▸ What you should do: Check each line of the listing for the word "command" and report how many lines contain it, giving nothing but the number.

○ ○ ○ ○

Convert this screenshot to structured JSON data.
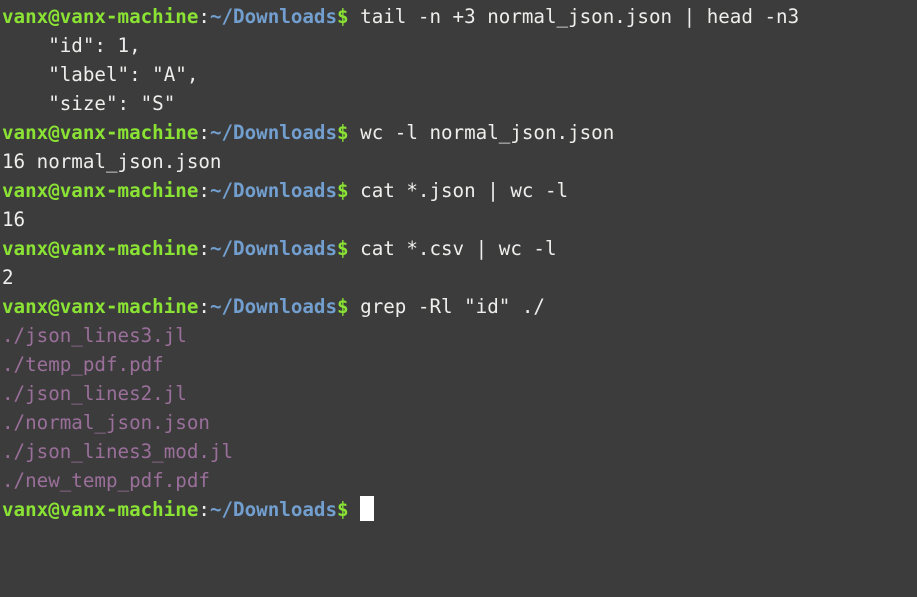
{
  "terminal": {
    "background_color": "#3c3c3c",
    "foreground_color": "#eeeeec",
    "prompt_user_color": "#8ae234",
    "prompt_path_color": "#729fcf",
    "grep_match_color": "#9a6f9a",
    "cursor_color": "#ffffff",
    "prompt": {
      "userhost": "vanx@vanx-machine",
      "separator": ":",
      "path": "~/Downloads",
      "sigil": "$"
    },
    "lines": [
      {
        "type": "prompt",
        "command": " tail -n +3 normal_json.json | head -n3"
      },
      {
        "type": "output",
        "text": "    \"id\": 1,"
      },
      {
        "type": "output",
        "text": "    \"label\": \"A\","
      },
      {
        "type": "output",
        "text": "    \"size\": \"S\""
      },
      {
        "type": "prompt",
        "command": " wc -l normal_json.json"
      },
      {
        "type": "output",
        "text": "16 normal_json.json"
      },
      {
        "type": "prompt",
        "command": " cat *.json | wc -l"
      },
      {
        "type": "output",
        "text": "16"
      },
      {
        "type": "prompt",
        "command": " cat *.csv | wc -l"
      },
      {
        "type": "output",
        "text": "2"
      },
      {
        "type": "prompt",
        "command": " grep -Rl \"id\" ./"
      },
      {
        "type": "grep",
        "text": "./json_lines3.jl"
      },
      {
        "type": "grep",
        "text": "./temp_pdf.pdf"
      },
      {
        "type": "grep",
        "text": "./json_lines2.jl"
      },
      {
        "type": "grep",
        "text": "./normal_json.json"
      },
      {
        "type": "grep",
        "text": "./json_lines3_mod.jl"
      },
      {
        "type": "grep",
        "text": "./new_temp_pdf.pdf"
      },
      {
        "type": "prompt-cursor",
        "command": " "
      }
    ]
  }
}
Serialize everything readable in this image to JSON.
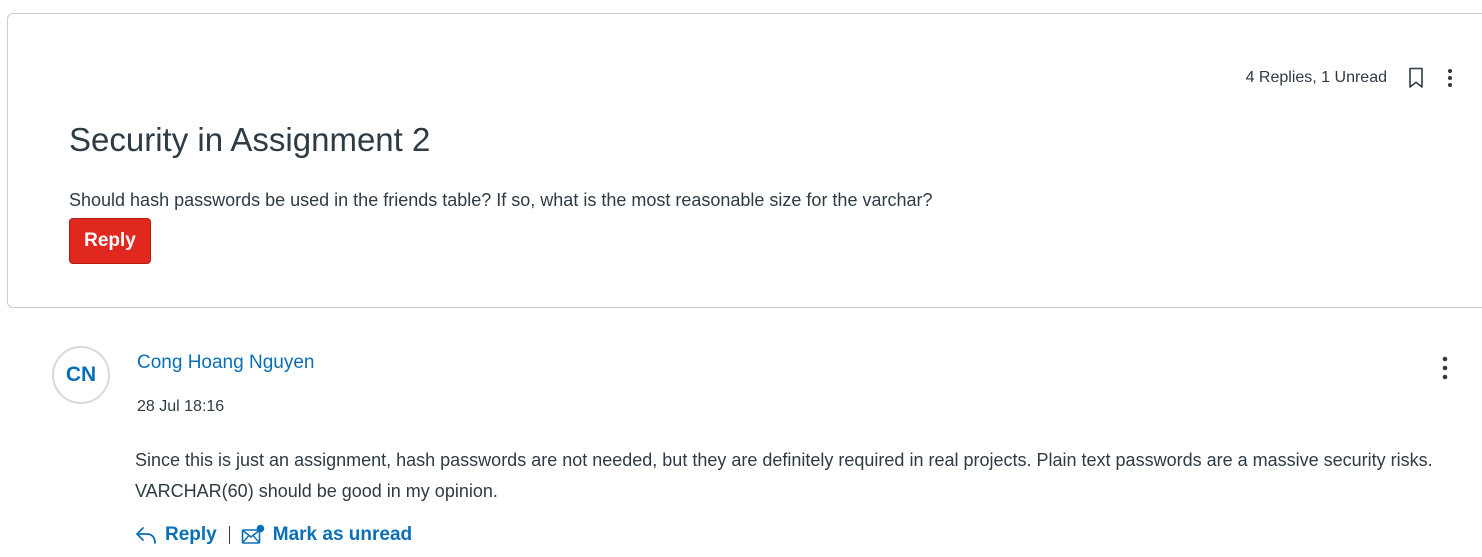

○ ○ ○ ○

▸ Response: 6